▶ **EXERCISE AIM**: Send back the entries below exactly as they appear.

▶ **PROVIDED RECORDS**:
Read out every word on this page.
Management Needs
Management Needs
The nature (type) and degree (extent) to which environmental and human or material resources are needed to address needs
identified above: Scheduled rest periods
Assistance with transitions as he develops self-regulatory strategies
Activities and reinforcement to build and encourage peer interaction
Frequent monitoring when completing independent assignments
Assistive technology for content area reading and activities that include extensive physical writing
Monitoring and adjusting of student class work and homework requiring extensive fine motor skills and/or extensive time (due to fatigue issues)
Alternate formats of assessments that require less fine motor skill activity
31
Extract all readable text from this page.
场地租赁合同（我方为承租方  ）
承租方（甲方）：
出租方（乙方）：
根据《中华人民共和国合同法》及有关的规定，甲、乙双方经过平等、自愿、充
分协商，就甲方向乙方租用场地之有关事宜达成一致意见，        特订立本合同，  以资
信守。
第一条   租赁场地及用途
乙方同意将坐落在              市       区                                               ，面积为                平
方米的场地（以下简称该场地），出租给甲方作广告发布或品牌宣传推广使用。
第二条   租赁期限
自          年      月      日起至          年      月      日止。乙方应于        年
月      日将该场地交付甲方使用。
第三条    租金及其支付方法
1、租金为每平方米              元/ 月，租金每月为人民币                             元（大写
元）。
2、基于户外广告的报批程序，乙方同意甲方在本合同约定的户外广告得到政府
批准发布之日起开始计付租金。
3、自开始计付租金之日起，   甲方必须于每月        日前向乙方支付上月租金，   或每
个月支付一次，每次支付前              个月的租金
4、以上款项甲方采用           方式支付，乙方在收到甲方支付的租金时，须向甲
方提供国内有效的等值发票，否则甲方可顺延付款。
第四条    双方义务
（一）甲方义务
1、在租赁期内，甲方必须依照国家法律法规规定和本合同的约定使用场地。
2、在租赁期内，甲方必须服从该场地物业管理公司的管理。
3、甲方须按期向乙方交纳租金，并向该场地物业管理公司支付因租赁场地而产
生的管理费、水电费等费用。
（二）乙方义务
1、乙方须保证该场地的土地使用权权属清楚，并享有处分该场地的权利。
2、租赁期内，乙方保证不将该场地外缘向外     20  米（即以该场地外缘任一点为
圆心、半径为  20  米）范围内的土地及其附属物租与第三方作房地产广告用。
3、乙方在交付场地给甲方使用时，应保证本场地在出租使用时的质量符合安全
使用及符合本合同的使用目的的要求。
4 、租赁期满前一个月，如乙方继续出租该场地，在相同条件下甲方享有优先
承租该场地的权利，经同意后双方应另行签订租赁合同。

▶ **RESULT OF THIS TASK**:
Read out every word on this page.
Management Needs
Management Needs
The nature (type) and degree (extent) to which environmental and human or material resources are needed to address needs
identified above: Scheduled rest periods
Assistance with transitions as he develops self-regulatory strategies
Activities and reinforcement to build and encourage peer interaction
Frequent monitoring when completing independent assignments
Assistive technology for content area reading and activities that include extensive physical writing
Monitoring and adjusting of student class work and homework requiring extensive fine motor skills and/or extensive time (due to fatigue issues)
Alternate formats of assessments that require less fine motor skill activity
31
Extract all readable text from this page.
场地租赁合同（我方为承租方  ）
承租方（甲方）：
出租方（乙方）：
根据《中华人民共和国合同法》及有关的规定，甲、乙双方经过平等、自愿、充
分协商，就甲方向乙方租用场地之有关事宜达成一致意见，        特订立本合同，  以资
信守。
第一条   租赁场地及用途
乙方同意将坐落在              市       区                                               ，面积为                平
方米的场地（以下简称该场地），出租给甲方作广告发布或品牌宣传推广使用。
第二条   租赁期限
自          年      月      日起至          年      月      日止。乙方应于        年
月      日将该场地交付甲方使用。
第三条    租金及其支付方法
1、租金为每平方米              元/ 月，租金每月为人民币                             元（大写
元）。
2、基于户外广告的报批程序，乙方同意甲方在本合同约定的户外广告得到政府
批准发布之日起开始计付租金。
3、自开始计付租金之日起，   甲方必须于每月        日前向乙方支付上月租金，   或每
个月支付一次，每次支付前              个月的租金
4、以上款项甲方采用           方式支付，乙方在收到甲方支付的租金时，须向甲
方提供国内有效的等值发票，否则甲方可顺延付款。
第四条    双方义务
（一）甲方义务
1、在租赁期内，甲方必须依照国家法律法规规定和本合同的约定使用场地。
2、在租赁期内，甲方必须服从该场地物业管理公司的管理。
3、甲方须按期向乙方交纳租金，并向该场地物业管理公司支付因租赁场地而产
生的管理费、水电费等费用。
（二）乙方义务
1、乙方须保证该场地的土地使用权权属清楚，并享有处分该场地的权利。
2、租赁期内，乙方保证不将该场地外缘向外     20  米（即以该场地外缘任一点为
圆心、半径为  20  米）范围内的土地及其附属物租与第三方作房地产广告用。
3、乙方在交付场地给甲方使用时，应保证本场地在出租使用时的质量符合安全
使用及符合本合同的使用目的的要求。
4 、租赁期满前一个月，如乙方继续出租该场地，在相同条件下甲方享有优先
承租该场地的权利，经同意后双方应另行签订租赁合同。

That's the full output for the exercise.